==== INFORMATION SUPPLIED ====

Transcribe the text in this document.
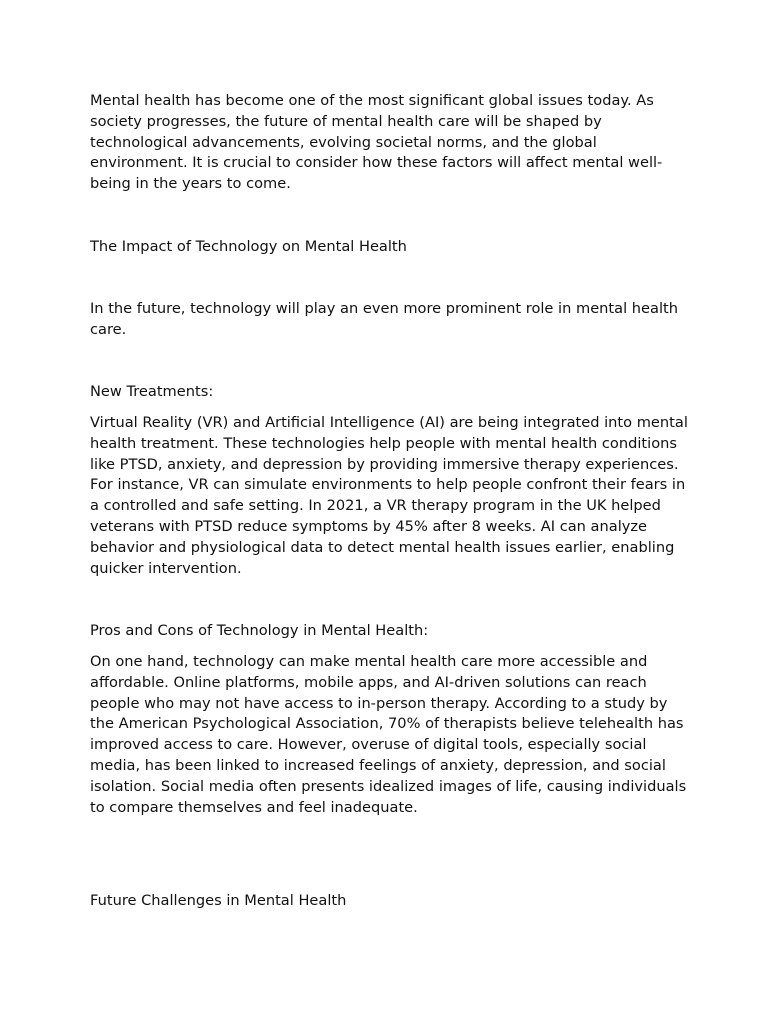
Mental health has become one of the most significant global issues today. As society progresses, the future of mental health care will be shaped by technological advancements, evolving societal norms, and the global environment. It is crucial to consider how these factors will affect mental well-being in the years to come.

The Impact of Technology on Mental Health

In the future, technology will play an even more prominent role in mental health care.

New Treatments:

Virtual Reality (VR) and Artificial Intelligence (AI) are being integrated into mental health treatment. These technologies help people with mental health conditions like PTSD, anxiety, and depression by providing immersive therapy experiences. For instance, VR can simulate environments to help people confront their fears in a controlled and safe setting. In 2021, a VR therapy program in the UK helped veterans with PTSD reduce symptoms by 45% after 8 weeks. AI can analyze behavior and physiological data to detect mental health issues earlier, enabling quicker intervention.

Pros and Cons of Technology in Mental Health:

On one hand, technology can make mental health care more accessible and affordable. Online platforms, mobile apps, and AI-driven solutions can reach people who may not have access to in-person therapy. According to a study by the American Psychological Association, 70% of therapists believe telehealth has improved access to care. However, overuse of digital tools, especially social media, has been linked to increased feelings of anxiety, depression, and social isolation. Social media often presents idealized images of life, causing individuals to compare themselves and feel inadequate.

Future Challenges in Mental Health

====

## WHAT THE TASK REQUIRES:
The entries above should be reproduced exactly, without their pictures.

## TASK SOLUTION:
Transcribe the text in this document.
Mental health has become one of the most significant global issues today. As society progresses, the future of mental health care will be shaped by technological advancements, evolving societal norms, and the global environment. It is crucial to consider how these factors will affect mental well-being in the years to come.

The Impact of Technology on Mental Health

In the future, technology will play an even more prominent role in mental health care.

New Treatments:

Virtual Reality (VR) and Artificial Intelligence (AI) are being integrated into mental health treatment. These technologies help people with mental health conditions like PTSD, anxiety, and depression by providing immersive therapy experiences. For instance, VR can simulate environments to help people confront their fears in a controlled and safe setting. In 2021, a VR therapy program in the UK helped veterans with PTSD reduce symptoms by 45% after 8 weeks. AI can analyze behavior and physiological data to detect mental health issues earlier, enabling quicker intervention.

Pros and Cons of Technology in Mental Health:

On one hand, technology can make mental health care more accessible and affordable. Online platforms, mobile apps, and AI-driven solutions can reach people who may not have access to in-person therapy. According to a study by the American Psychological Association, 70% of therapists believe telehealth has improved access to care. However, overuse of digital tools, especially social media, has been linked to increased feelings of anxiety, depression, and social isolation. Social media often presents idealized images of life, causing individuals to compare themselves and feel inadequate.

Future Challenges in Mental Health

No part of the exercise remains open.